*TASK TO COMPLETE*: Answer with one number: how many lines hold "that".

*ROWS*:
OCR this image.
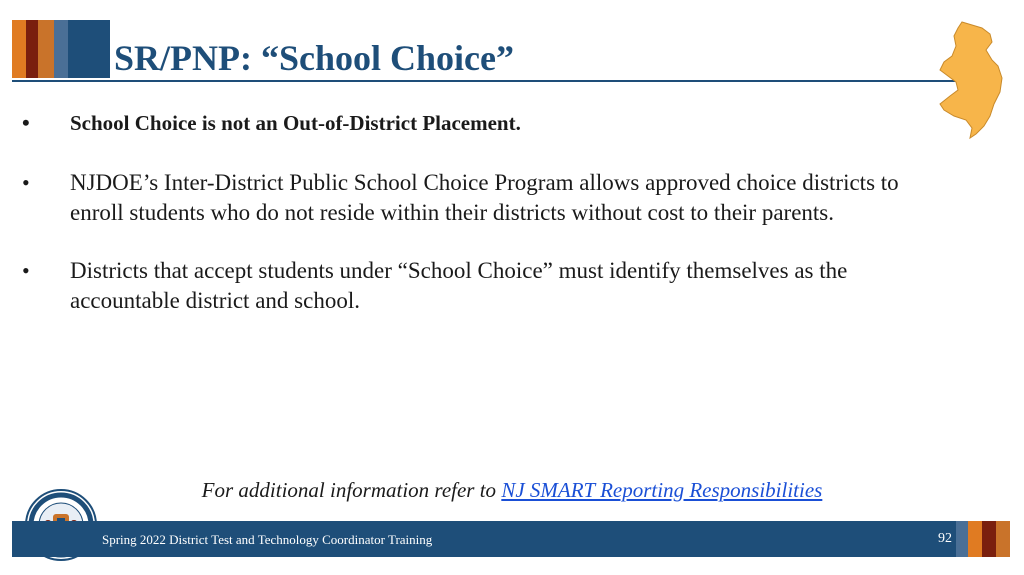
SR/PNP: “School Choice”
• School Choice is not an Out-of-District Placement.
• NJDOE’s Inter-District Public School Choice Program allows approved choice districts to enroll students who do not reside within their districts without cost to their parents.
• Districts that accept students under “School Choice” must identify themselves as the accountable district and school.
For additional information refer to NJ SMART Reporting Responsibilities
Spring 2022 District Test and Technology Coordinator Training	92
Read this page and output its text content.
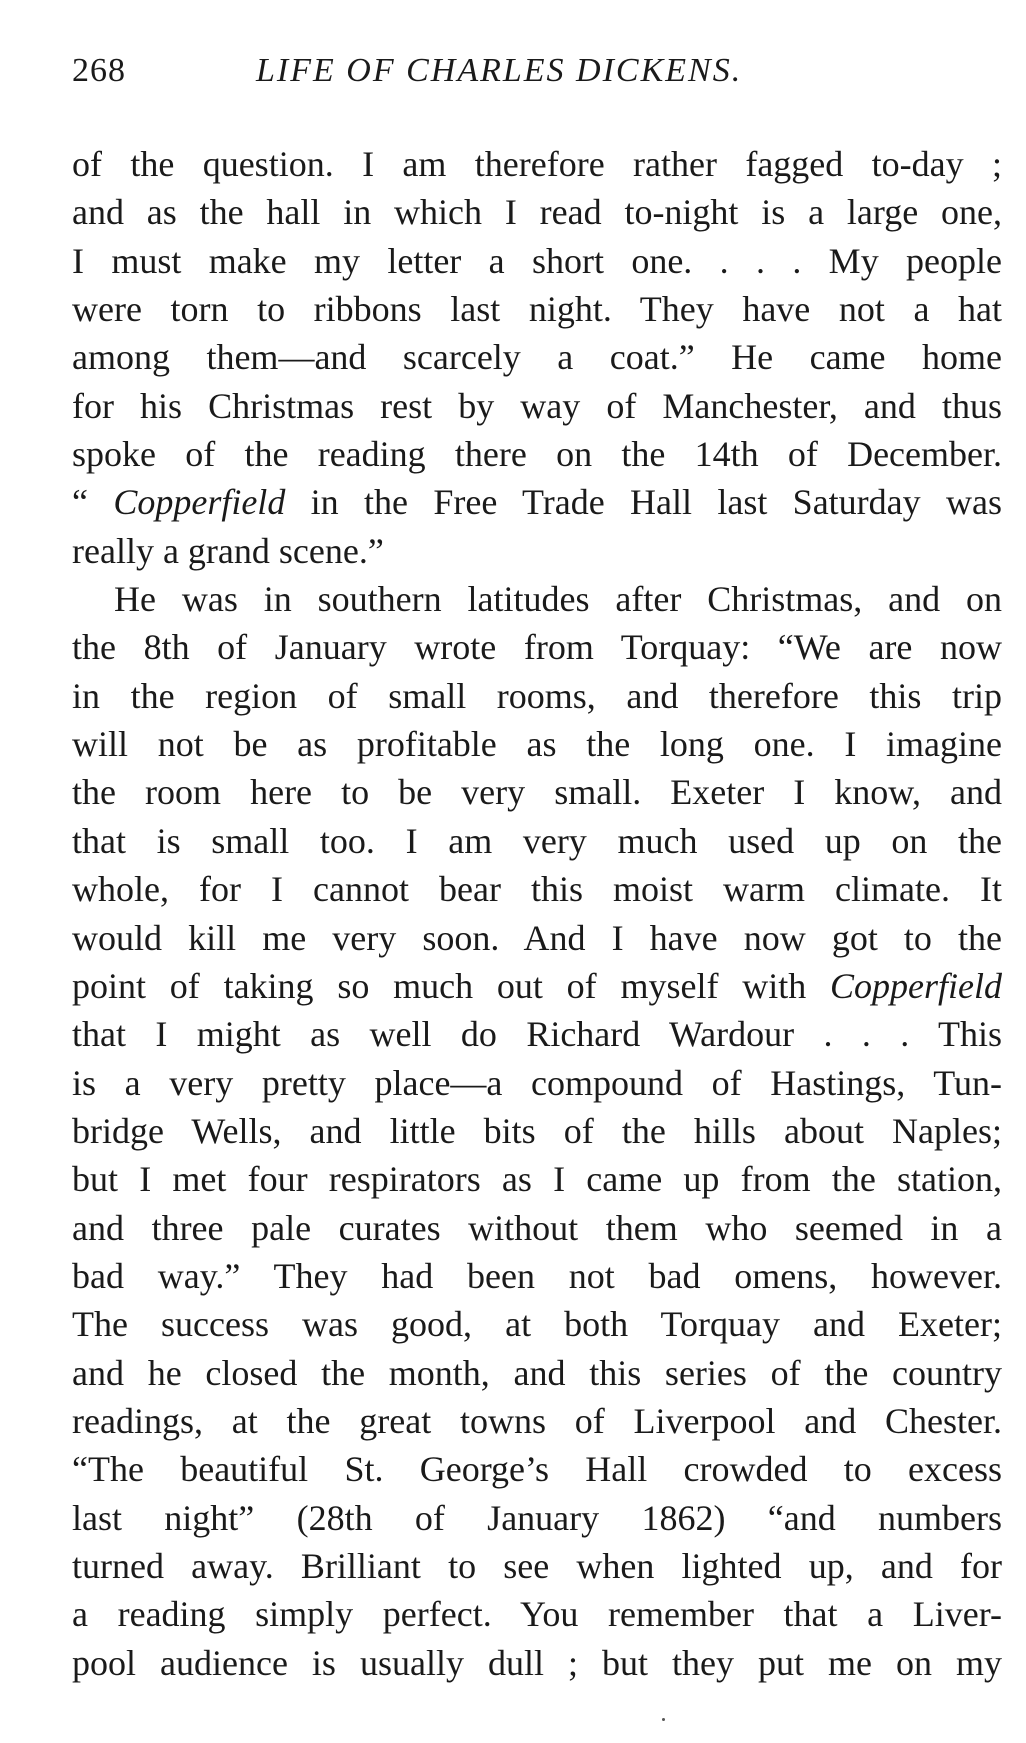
268	LIFE OF CHARLES DICKENS.
of the question. I am therefore rather fagged to-day ;
and as the hall in which I read to-night is a large one,
I must make my letter a short one. . . . My people
were torn to ribbons last night. They have not a hat
among them—and scarcely a coat.” He came home
for his Christmas rest by way of Manchester, and thus
spoke of the reading there on the 14th of December.
“ Copperfield in the Free Trade Hall last Saturday was
really a grand scene.”
He was in southern latitudes after Christmas, and on
the 8th of January wrote from Torquay: “We are now
in the region of small rooms, and therefore this trip
will not be as profitable as the long one. I imagine
the room here to be very small. Exeter I know, and
that is small too. I am very much used up on the
whole, for I cannot bear this moist warm climate. It
would kill me very soon. And I have now got to the
point of taking so much out of myself with Copperfield
that I might as well do Richard Wardour . . . This
is a very pretty place—a compound of Hastings, Tun-
bridge Wells, and little bits of the hills about Naples;
but I met four respirators as I came up from the station,
and three pale curates without them who seemed in a
bad way.” They had been not bad omens, however.
The success was good, at both Torquay and Exeter;
and he closed the month, and this series of the country
readings, at the great towns of Liverpool and Chester.
“The beautiful St. George’s Hall crowded to excess
last night” (28th of January 1862) “and numbers
turned away. Brilliant to see when lighted up, and for
a reading simply perfect. You remember that a Liver-
pool audience is usually dull ; but they put me on my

*OUTPUT FOR THIS TASK*: 4